> EXERCISE GOAL
Copy every line of the data that includes the string "mass".

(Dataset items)
━━━━━━━━━━━━━━━━━━━━━━━━━━━━━━
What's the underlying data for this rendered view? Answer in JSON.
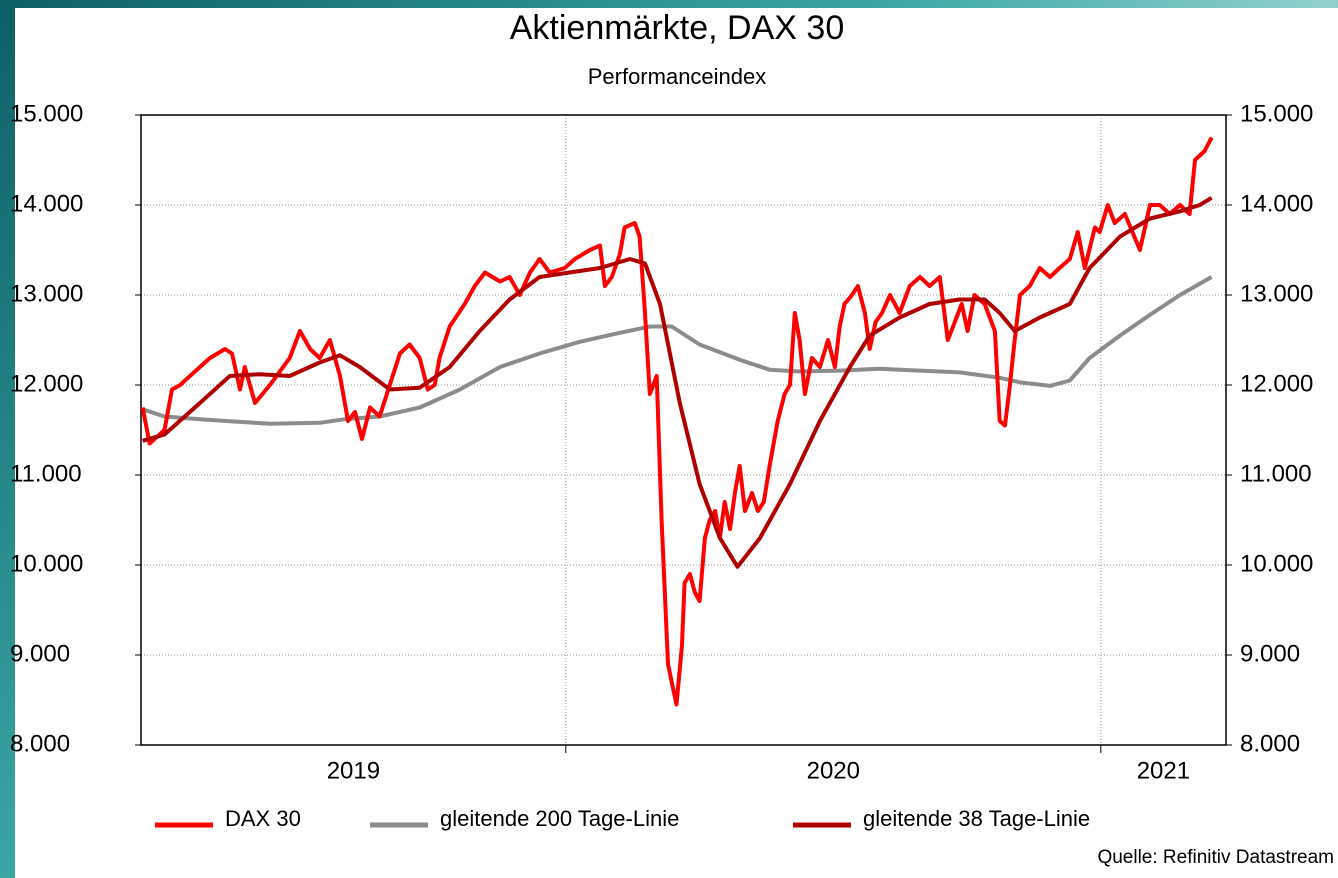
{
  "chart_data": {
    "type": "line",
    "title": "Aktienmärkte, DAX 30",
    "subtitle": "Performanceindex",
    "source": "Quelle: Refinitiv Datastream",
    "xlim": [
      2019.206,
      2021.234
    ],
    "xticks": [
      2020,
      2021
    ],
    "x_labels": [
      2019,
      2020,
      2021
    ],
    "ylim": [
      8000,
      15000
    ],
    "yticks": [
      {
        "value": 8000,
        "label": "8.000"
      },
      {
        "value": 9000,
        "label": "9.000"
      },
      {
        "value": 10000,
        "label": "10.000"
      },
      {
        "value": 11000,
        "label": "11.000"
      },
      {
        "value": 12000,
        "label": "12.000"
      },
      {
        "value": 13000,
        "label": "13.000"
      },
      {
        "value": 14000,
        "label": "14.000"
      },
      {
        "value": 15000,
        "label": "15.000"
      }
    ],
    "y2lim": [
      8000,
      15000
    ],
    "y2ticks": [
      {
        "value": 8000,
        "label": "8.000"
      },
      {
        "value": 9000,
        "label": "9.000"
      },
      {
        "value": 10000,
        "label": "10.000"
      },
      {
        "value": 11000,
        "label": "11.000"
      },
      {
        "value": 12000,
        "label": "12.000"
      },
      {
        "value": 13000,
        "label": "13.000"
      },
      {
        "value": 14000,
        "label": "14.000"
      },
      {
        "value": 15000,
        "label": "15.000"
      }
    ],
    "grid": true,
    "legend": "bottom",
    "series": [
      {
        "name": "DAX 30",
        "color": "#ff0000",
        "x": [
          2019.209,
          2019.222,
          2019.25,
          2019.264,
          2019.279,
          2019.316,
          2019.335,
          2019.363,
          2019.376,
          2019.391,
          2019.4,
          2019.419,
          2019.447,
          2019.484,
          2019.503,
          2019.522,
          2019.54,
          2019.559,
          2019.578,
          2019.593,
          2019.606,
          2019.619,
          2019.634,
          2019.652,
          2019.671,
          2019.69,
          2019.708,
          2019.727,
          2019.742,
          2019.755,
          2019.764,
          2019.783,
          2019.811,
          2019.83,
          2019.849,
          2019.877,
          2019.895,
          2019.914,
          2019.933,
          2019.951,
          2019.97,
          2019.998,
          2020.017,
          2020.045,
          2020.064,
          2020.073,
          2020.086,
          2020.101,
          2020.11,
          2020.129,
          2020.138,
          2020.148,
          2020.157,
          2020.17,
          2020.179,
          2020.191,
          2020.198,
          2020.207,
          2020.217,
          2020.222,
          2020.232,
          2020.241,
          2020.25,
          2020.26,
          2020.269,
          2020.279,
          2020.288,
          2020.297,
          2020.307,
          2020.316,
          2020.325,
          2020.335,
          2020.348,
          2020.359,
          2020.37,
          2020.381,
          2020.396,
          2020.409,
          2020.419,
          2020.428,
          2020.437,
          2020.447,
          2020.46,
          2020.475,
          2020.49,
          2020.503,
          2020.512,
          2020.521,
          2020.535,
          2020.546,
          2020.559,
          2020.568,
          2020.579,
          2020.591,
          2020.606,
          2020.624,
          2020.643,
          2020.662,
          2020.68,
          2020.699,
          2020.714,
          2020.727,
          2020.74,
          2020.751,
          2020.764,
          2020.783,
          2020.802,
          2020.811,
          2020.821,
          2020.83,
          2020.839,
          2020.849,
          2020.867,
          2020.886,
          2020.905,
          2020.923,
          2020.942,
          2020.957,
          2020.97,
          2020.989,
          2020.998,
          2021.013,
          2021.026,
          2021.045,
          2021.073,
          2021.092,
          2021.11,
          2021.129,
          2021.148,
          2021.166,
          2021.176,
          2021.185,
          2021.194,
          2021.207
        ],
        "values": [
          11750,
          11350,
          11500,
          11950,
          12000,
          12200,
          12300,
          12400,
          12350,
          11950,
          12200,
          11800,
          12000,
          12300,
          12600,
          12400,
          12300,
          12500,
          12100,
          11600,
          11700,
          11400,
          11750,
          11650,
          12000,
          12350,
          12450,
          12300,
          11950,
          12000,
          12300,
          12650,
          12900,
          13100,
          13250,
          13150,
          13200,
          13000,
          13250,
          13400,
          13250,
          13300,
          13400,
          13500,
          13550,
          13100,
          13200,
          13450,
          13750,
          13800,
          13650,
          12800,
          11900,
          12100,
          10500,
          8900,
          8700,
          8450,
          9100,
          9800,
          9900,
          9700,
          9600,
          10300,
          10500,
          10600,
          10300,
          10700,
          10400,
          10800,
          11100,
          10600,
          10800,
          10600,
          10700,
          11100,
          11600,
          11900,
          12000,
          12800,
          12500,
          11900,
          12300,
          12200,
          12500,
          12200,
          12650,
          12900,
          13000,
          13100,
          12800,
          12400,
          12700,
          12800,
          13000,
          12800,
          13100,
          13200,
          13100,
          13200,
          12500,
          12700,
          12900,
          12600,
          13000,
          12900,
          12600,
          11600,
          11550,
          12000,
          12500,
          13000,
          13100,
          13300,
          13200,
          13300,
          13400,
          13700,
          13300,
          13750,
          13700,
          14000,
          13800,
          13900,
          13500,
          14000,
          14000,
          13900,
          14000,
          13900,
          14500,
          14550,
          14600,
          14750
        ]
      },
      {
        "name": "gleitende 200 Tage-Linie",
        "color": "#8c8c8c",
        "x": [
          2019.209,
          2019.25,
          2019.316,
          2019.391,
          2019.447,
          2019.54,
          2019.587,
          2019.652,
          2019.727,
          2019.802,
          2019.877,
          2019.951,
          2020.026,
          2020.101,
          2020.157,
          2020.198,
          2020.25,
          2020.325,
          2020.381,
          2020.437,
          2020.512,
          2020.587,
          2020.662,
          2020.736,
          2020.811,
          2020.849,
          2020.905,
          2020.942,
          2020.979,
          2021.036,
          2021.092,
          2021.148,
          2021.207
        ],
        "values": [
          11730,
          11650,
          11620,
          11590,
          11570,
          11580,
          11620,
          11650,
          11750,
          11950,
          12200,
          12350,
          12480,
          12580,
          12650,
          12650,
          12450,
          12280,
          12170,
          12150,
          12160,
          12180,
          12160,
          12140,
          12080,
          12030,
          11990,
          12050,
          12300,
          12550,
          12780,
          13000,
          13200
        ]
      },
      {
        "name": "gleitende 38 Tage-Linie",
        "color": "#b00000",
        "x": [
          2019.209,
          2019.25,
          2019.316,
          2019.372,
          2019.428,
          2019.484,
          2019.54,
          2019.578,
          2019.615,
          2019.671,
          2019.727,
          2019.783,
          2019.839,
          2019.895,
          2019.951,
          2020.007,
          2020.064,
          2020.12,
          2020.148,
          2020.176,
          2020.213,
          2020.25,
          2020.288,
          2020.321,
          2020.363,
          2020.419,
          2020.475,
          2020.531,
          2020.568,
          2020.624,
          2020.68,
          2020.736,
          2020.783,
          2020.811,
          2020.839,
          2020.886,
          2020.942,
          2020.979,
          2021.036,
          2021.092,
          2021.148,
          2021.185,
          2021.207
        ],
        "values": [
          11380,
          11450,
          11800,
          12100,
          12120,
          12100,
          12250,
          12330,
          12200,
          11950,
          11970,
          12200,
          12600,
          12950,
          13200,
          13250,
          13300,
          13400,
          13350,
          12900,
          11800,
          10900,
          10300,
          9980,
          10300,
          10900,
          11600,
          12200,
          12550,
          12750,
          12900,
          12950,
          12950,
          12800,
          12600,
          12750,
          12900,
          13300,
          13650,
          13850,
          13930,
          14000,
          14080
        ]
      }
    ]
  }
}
━━━━━━━━━━━━━━━━━━━━━━━━━━━━━━
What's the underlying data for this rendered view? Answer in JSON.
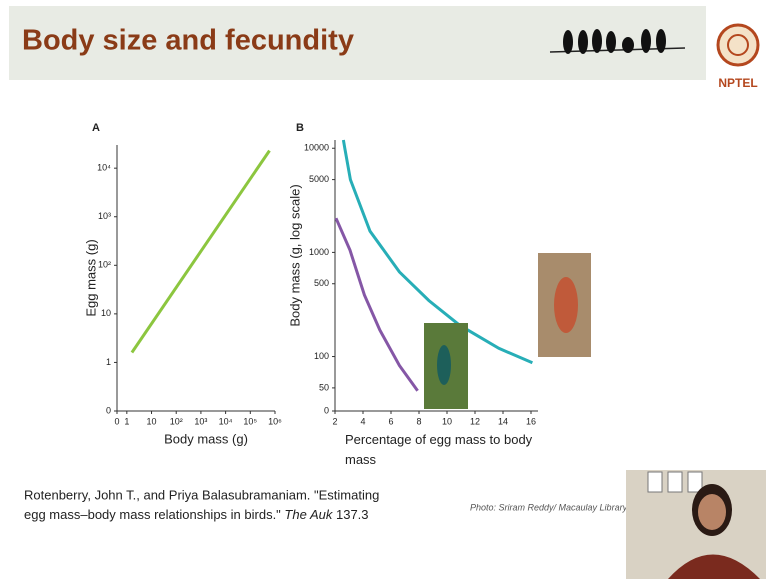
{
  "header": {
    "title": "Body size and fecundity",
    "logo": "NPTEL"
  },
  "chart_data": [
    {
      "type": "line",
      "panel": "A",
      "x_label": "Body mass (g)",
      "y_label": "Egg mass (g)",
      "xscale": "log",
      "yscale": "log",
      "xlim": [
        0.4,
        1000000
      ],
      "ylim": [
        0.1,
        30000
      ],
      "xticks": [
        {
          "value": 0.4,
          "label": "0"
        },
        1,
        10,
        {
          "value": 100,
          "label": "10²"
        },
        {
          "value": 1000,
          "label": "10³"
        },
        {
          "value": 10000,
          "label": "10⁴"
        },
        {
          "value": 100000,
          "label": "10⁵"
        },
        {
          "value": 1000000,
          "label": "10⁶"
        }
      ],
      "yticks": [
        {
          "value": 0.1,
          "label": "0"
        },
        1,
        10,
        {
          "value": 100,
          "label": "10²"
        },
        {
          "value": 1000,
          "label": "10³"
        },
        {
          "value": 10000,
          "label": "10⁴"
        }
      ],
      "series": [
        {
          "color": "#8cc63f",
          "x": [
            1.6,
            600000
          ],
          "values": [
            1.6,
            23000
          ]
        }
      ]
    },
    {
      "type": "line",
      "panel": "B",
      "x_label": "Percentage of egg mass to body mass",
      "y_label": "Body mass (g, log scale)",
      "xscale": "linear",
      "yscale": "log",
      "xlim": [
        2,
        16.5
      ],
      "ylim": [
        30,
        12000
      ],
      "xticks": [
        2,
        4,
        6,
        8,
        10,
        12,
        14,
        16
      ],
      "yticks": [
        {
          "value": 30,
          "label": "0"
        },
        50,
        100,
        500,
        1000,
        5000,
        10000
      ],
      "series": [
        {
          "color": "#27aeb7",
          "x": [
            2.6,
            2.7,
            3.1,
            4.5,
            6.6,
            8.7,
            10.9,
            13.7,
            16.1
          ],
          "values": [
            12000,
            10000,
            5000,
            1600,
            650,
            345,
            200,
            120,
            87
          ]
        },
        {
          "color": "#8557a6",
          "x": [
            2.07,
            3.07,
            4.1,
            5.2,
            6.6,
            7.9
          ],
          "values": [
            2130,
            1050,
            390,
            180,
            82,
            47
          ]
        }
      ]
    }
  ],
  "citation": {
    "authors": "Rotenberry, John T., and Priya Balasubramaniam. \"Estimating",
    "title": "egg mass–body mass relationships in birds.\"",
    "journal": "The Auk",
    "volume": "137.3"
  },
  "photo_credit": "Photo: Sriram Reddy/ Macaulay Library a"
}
━━━━━━━━━━━━━━━━━━━━━━━━━━━━━━
> RESPONSE TO THE EXERCISE
      "x_label": "Body mass (g)",
      "y_label": "Egg mass (g)",
      "x_label": "Percentage of egg mass to body mass",
      "y_label": "Body mass (g, log scale)",
    "title": "egg mass–body mass relationships in birds.\"",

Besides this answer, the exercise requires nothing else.